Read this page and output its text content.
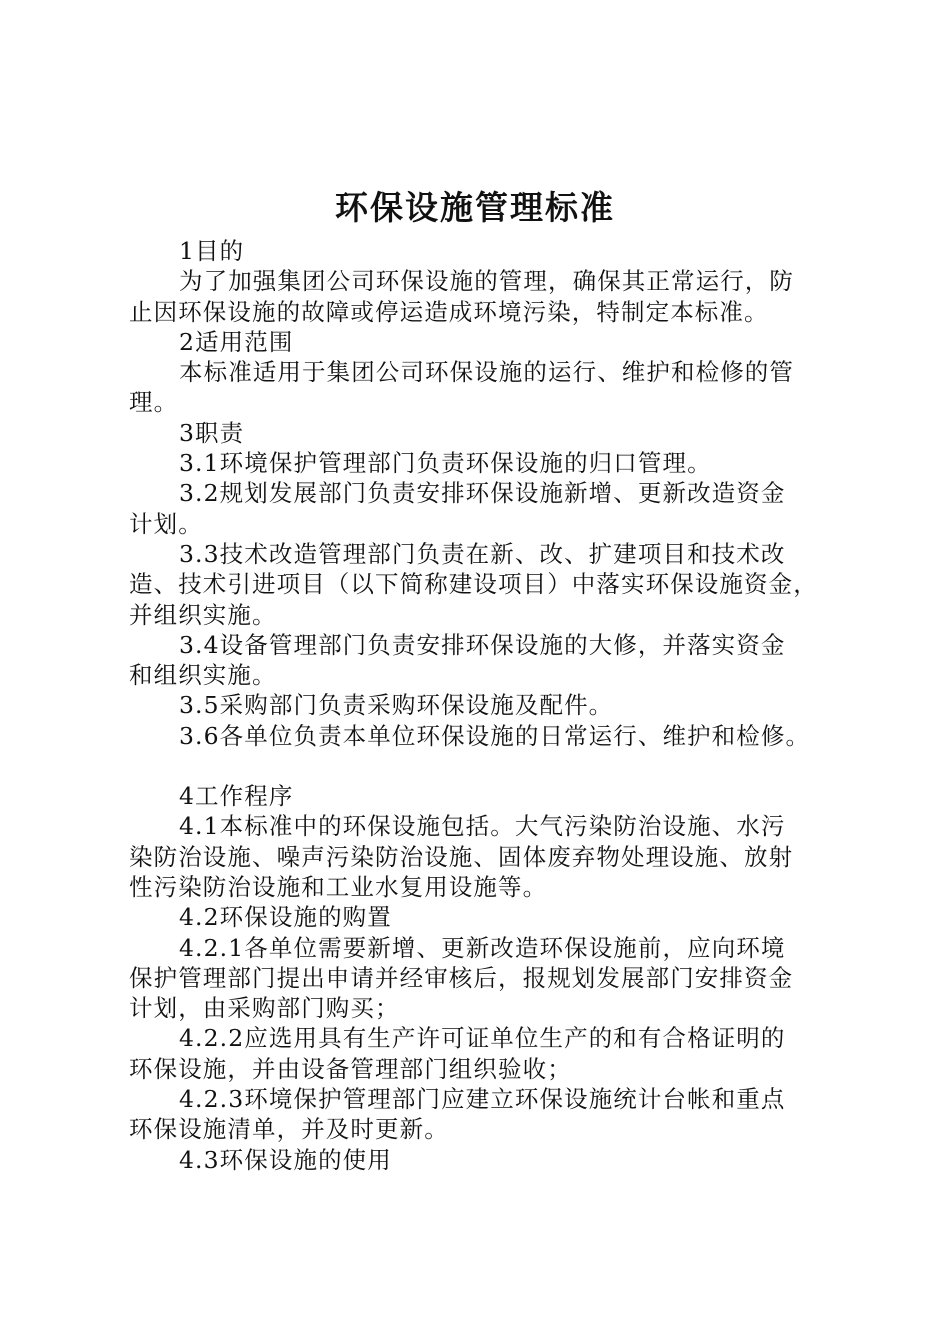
环保设施管理标准
1目的
为了加强集团公司环保设施的管理，确保其正常运行，防
止因环保设施的故障或停运造成环境污染，特制定本标准。
2适用范围
本标准适用于集团公司环保设施的运行、维护和检修的管
理。
3职责
3.1环境保护管理部门负责环保设施的归口管理。
3.2规划发展部门负责安排环保设施新增、更新改造资金
计划。
3.3技术改造管理部门负责在新、改、扩建项目和技术改
造、技术引进项目（以下简称建设项目）中落实环保设施资金，
并组织实施。
3.4设备管理部门负责安排环保设施的大修，并落实资金
和组织实施。
3.5采购部门负责采购环保设施及配件。
3.6各单位负责本单位环保设施的日常运行、维护和检修。
4工作程序
4.1本标准中的环保设施包括。大气污染防治设施、水污
染防治设施、噪声污染防治设施、固体废弃物处理设施、放射
性污染防治设施和工业水复用设施等。
4.2环保设施的购置
4.2.1各单位需要新增、更新改造环保设施前，应向环境
保护管理部门提出申请并经审核后，报规划发展部门安排资金
计划，由采购部门购买；
4.2.2应选用具有生产许可证单位生产的和有合格证明的
环保设施，并由设备管理部门组织验收；
4.2.3环境保护管理部门应建立环保设施统计台帐和重点
环保设施清单，并及时更新。
4.3环保设施的使用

----------

__What the task asks__.
Images should not appear in the copy; retype the listing above exactly.

__Finished task__.
Read this page and output its text content.
环保设施管理标准
1目的
为了加强集团公司环保设施的管理，确保其正常运行，防
止因环保设施的故障或停运造成环境污染，特制定本标准。
2适用范围
本标准适用于集团公司环保设施的运行、维护和检修的管
理。
3职责
3.1环境保护管理部门负责环保设施的归口管理。
3.2规划发展部门负责安排环保设施新增、更新改造资金
计划。
3.3技术改造管理部门负责在新、改、扩建项目和技术改
造、技术引进项目（以下简称建设项目）中落实环保设施资金，
并组织实施。
3.4设备管理部门负责安排环保设施的大修，并落实资金
和组织实施。
3.5采购部门负责采购环保设施及配件。
3.6各单位负责本单位环保设施的日常运行、维护和检修。
4工作程序
4.1本标准中的环保设施包括。大气污染防治设施、水污
染防治设施、噪声污染防治设施、固体废弃物处理设施、放射
性污染防治设施和工业水复用设施等。
4.2环保设施的购置
4.2.1各单位需要新增、更新改造环保设施前，应向环境
保护管理部门提出申请并经审核后，报规划发展部门安排资金
计划，由采购部门购买；
4.2.2应选用具有生产许可证单位生产的和有合格证明的
环保设施，并由设备管理部门组织验收；
4.2.3环境保护管理部门应建立环保设施统计台帐和重点
环保设施清单，并及时更新。
4.3环保设施的使用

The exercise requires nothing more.